# START OF DATA EXCERPTS

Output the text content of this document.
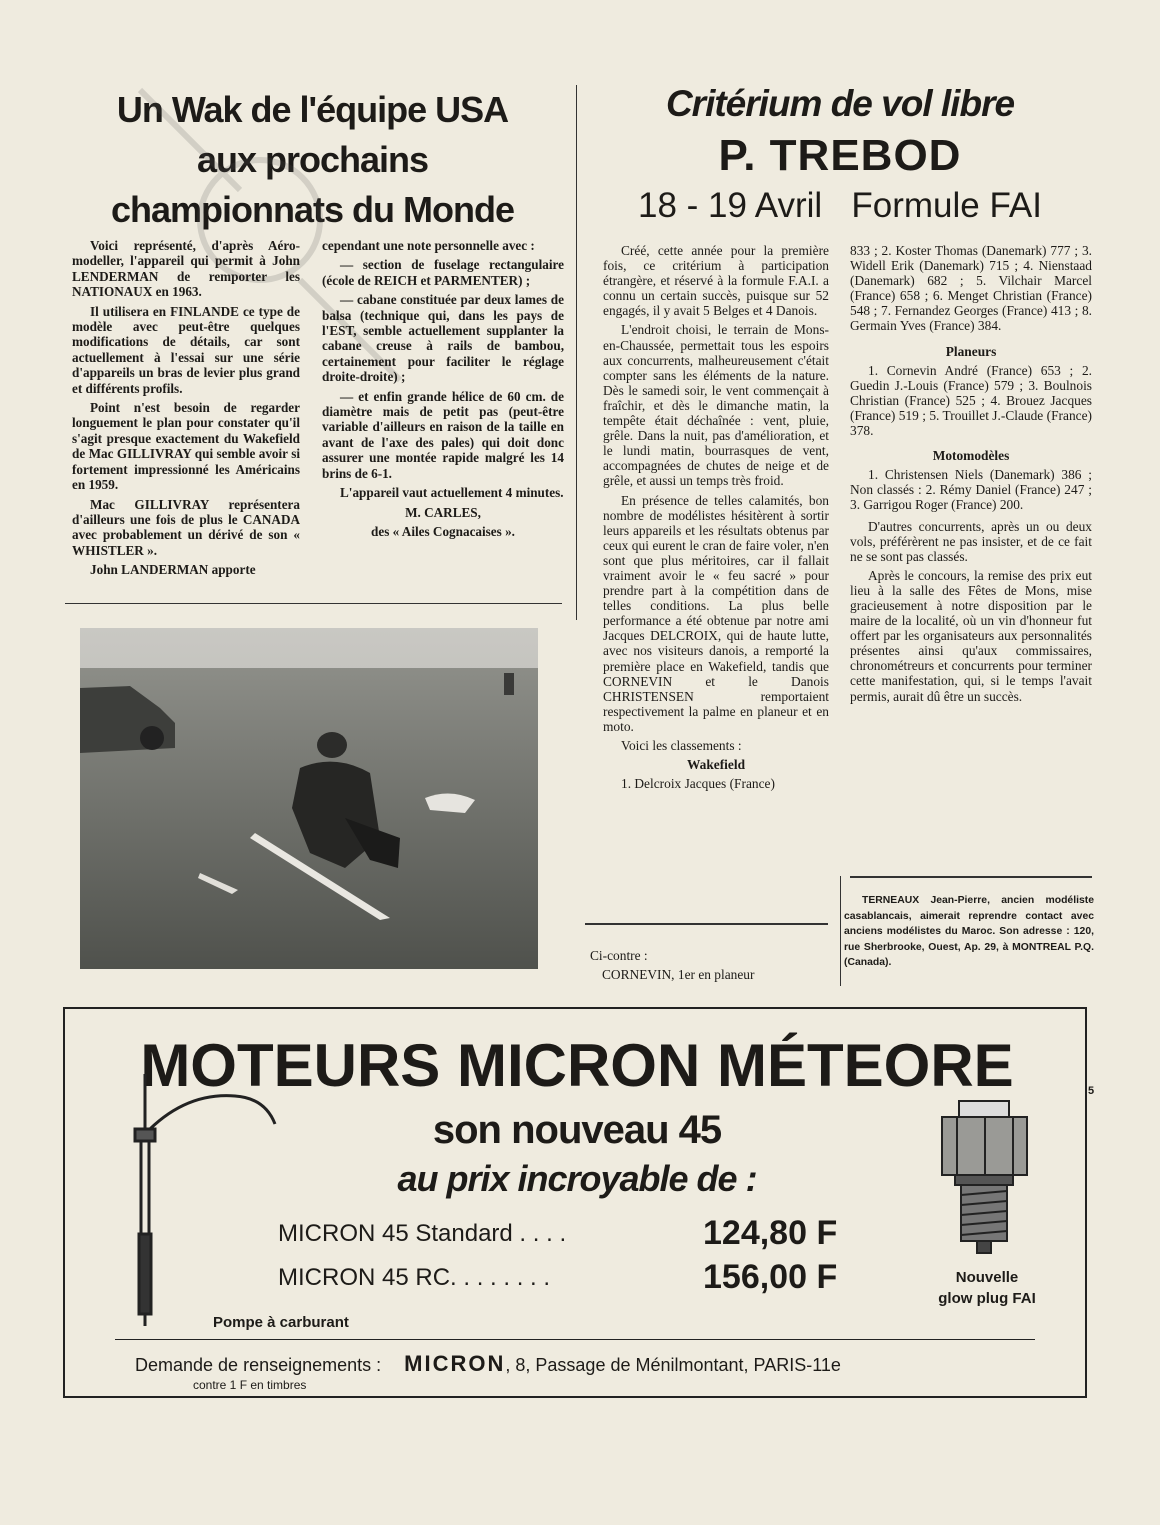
Un Wak de l'équipe USA
aux prochains
championnats du Monde

Voici représenté, d'après Aéro-modeller, l'appareil qui permit à John LENDERMAN de remporter les NATIONAUX en 1963.

Il utilisera en FINLANDE ce type de modèle avec peut-être quelques modifications de détails, car sont actuellement à l'essai sur une série d'appareils un bras de levier plus grand et différents profils.

Point n'est besoin de regarder longuement le plan pour constater qu'il s'agit presque exactement du Wakefield de Mac GILLIVRAY qui semble avoir si fortement impressionné les Américains en 1959.

Mac GILLIVRAY représentera d'ailleurs une fois de plus le CANADA avec probablement un dérivé de son « WHISTLER ».

John LANDERMAN apporte

cependant une note personnelle avec :

— section de fuselage rectangulaire (école de REICH et PARMENTER) ;

— cabane constituée par deux lames de balsa (technique qui, dans les pays de l'EST, semble actuellement supplanter la cabane creuse à rails de bambou, certainement pour faciliter le réglage droite-droite) ;

— et enfin grande hélice de 60 cm. de diamètre mais de petit pas (peut-être variable d'ailleurs en raison de la taille en avant de l'axe des pales) qui doit donc assurer une montée rapide malgré les 14 brins de 6-1.

L'appareil vaut actuellement 4 minutes.

M. CARLES,

des « Ailes Cognacaises ».

Critérium de vol libre
P. TREBOD
18 - 19 Avril   Formule FAI

Créé, cette année pour la première fois, ce critérium à participation étrangère, et réservé à la formule F.A.I. a connu un certain succès, puisque sur 52 engagés, il y avait 5 Belges et 4 Danois.

L'endroit choisi, le terrain de Mons-en-Chaussée, permettait tous les espoirs aux concurrents, malheureusement c'était compter sans les éléments de la nature. Dès le samedi soir, le vent commençait à fraîchir, et dès le dimanche matin, la tempête était déchaînée : vent, pluie, grêle. Dans la nuit, pas d'amélioration, et le lundi matin, bourrasques de vent, accompagnées de chutes de neige et de grêle, et aussi un temps très froid.

En présence de telles calamités, bon nombre de modélistes hésitèrent à sortir leurs appareils et les résultats obtenus par ceux qui eurent le cran de faire voler, n'en sont que plus méritoires, car il fallait vraiment avoir le « feu sacré » pour prendre part à la compétition dans de telles conditions. La plus belle performance a été obtenue par notre ami Jacques DELCROIX, qui de haute lutte, avec nos visiteurs danois, a remporté la première place en Wakefield, tandis que CORNEVIN et le Danois CHRISTENSEN remportaient respectivement la palme en planeur et en moto.

Voici les classements :

Wakefield

1. Delcroix Jacques (France)

Ci-contre :
CORNEVIN, 1er en planeur

833 ; 2. Koster Thomas (Danemark) 777 ; 3. Widell Erik (Danemark) 715 ; 4. Nienstaad (Danemark) 682 ; 5. Vilchair Marcel (France) 658 ; 6. Menget Christian (France) 548 ; 7. Fernandez Georges (France) 413 ; 8. Germain Yves (France) 384.

Planeurs

1. Cornevin André (France) 653 ; 2. Guedin J.-Louis (France) 579 ; 3. Boulnois Christian (France) 525 ; 4. Brouez Jacques (France) 519 ; 5. Trouillet J.-Claude (France) 378.

Motomodèles

1. Christensen Niels (Danemark) 386 ; Non classés : 2. Rémy Daniel (France) 247 ; 3. Garrigou Roger (France) 200.

D'autres concurrents, après un ou deux vols, préférèrent ne pas insister, et de ce fait ne se sont pas classés.

Après le concours, la remise des prix eut lieu à la salle des Fêtes de Mons, mise gracieusement à notre disposition par le maire de la localité, où un vin d'honneur fut offert par les organisateurs aux personnalités présentes ainsi qu'aux commissaires, chronométreurs et concurrents pour terminer cette manifestation, qui, si le temps l'avait permis, aurait dû être un succès.

TERNEAUX Jean-Pierre, ancien modéliste casablancais, aimerait reprendre contact avec anciens modélistes du Maroc. Son adresse : 120, rue Sherbrooke, Ouest, Ap. 29, à MONTREAL P.Q. (Canada).

MOTEURS MICRON MÉTEORE
son nouveau 45
au prix incroyable de :
MICRON 45 Standard . . . .	124,80 F
MICRON 45 RC. . . . . . . .	156,00 F
Pompe à carburant
Nouvelle glow plug FAI
Demande de renseignements : MICRON, 8, Passage de Ménilmontant, PARIS-11e
contre 1 F en timbres
5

# END OF DATA EXCERPTS

### REQUIREMENT
Set down the lines of the records above exactly, apart from the pictures.

### RESULT FOR THIS EXERCISE
Output the text content of this document.
Un Wak de l'équipe USA
aux prochains
championnats du Monde

Voici représenté, d'après Aéro-modeller, l'appareil qui permit à John LENDERMAN de remporter les NATIONAUX en 1963.

Il utilisera en FINLANDE ce type de modèle avec peut-être quelques modifications de détails, car sont actuellement à l'essai sur une série d'appareils un bras de levier plus grand et différents profils.

Point n'est besoin de regarder longuement le plan pour constater qu'il s'agit presque exactement du Wakefield de Mac GILLIVRAY qui semble avoir si fortement impressionné les Américains en 1959.

Mac GILLIVRAY représentera d'ailleurs une fois de plus le CANADA avec probablement un dérivé de son « WHISTLER ».

John LANDERMAN apporte

cependant une note personnelle avec :

— section de fuselage rectangulaire (école de REICH et PARMENTER) ;

— cabane constituée par deux lames de balsa (technique qui, dans les pays de l'EST, semble actuellement supplanter la cabane creuse à rails de bambou, certainement pour faciliter le réglage droite-droite) ;

— et enfin grande hélice de 60 cm. de diamètre mais de petit pas (peut-être variable d'ailleurs en raison de la taille en avant de l'axe des pales) qui doit donc assurer une montée rapide malgré les 14 brins de 6-1.

L'appareil vaut actuellement 4 minutes.

M. CARLES,

des « Ailes Cognacaises ».

Critérium de vol libre
P. TREBOD
18 - 19 Avril   Formule FAI

Créé, cette année pour la première fois, ce critérium à participation étrangère, et réservé à la formule F.A.I. a connu un certain succès, puisque sur 52 engagés, il y avait 5 Belges et 4 Danois.

L'endroit choisi, le terrain de Mons-en-Chaussée, permettait tous les espoirs aux concurrents, malheureusement c'était compter sans les éléments de la nature. Dès le samedi soir, le vent commençait à fraîchir, et dès le dimanche matin, la tempête était déchaînée : vent, pluie, grêle. Dans la nuit, pas d'amélioration, et le lundi matin, bourrasques de vent, accompagnées de chutes de neige et de grêle, et aussi un temps très froid.

En présence de telles calamités, bon nombre de modélistes hésitèrent à sortir leurs appareils et les résultats obtenus par ceux qui eurent le cran de faire voler, n'en sont que plus méritoires, car il fallait vraiment avoir le « feu sacré » pour prendre part à la compétition dans de telles conditions. La plus belle performance a été obtenue par notre ami Jacques DELCROIX, qui de haute lutte, avec nos visiteurs danois, a remporté la première place en Wakefield, tandis que CORNEVIN et le Danois CHRISTENSEN remportaient respectivement la palme en planeur et en moto.

Voici les classements :

Wakefield

1. Delcroix Jacques (France)

Ci-contre :
CORNEVIN, 1er en planeur

833 ; 2. Koster Thomas (Danemark) 777 ; 3. Widell Erik (Danemark) 715 ; 4. Nienstaad (Danemark) 682 ; 5. Vilchair Marcel (France) 658 ; 6. Menget Christian (France) 548 ; 7. Fernandez Georges (France) 413 ; 8. Germain Yves (France) 384.

Planeurs

1. Cornevin André (France) 653 ; 2. Guedin J.-Louis (France) 579 ; 3. Boulnois Christian (France) 525 ; 4. Brouez Jacques (France) 519 ; 5. Trouillet J.-Claude (France) 378.

Motomodèles

1. Christensen Niels (Danemark) 386 ; Non classés : 2. Rémy Daniel (France) 247 ; 3. Garrigou Roger (France) 200.

D'autres concurrents, après un ou deux vols, préférèrent ne pas insister, et de ce fait ne se sont pas classés.

Après le concours, la remise des prix eut lieu à la salle des Fêtes de Mons, mise gracieusement à notre disposition par le maire de la localité, où un vin d'honneur fut offert par les organisateurs aux personnalités présentes ainsi qu'aux commissaires, chronométreurs et concurrents pour terminer cette manifestation, qui, si le temps l'avait permis, aurait dû être un succès.

TERNEAUX Jean-Pierre, ancien modéliste casablancais, aimerait reprendre contact avec anciens modélistes du Maroc. Son adresse : 120, rue Sherbrooke, Ouest, Ap. 29, à MONTREAL P.Q. (Canada).

MOTEURS MICRON MÉTEORE
son nouveau 45
au prix incroyable de :
MICRON 45 Standard . . . .	124,80 F
MICRON 45 RC. . . . . . . .	156,00 F
Pompe à carburant
Nouvelle glow plug FAI
Demande de renseignements : MICRON, 8, Passage de Ménilmontant, PARIS-11e
contre 1 F en timbres
5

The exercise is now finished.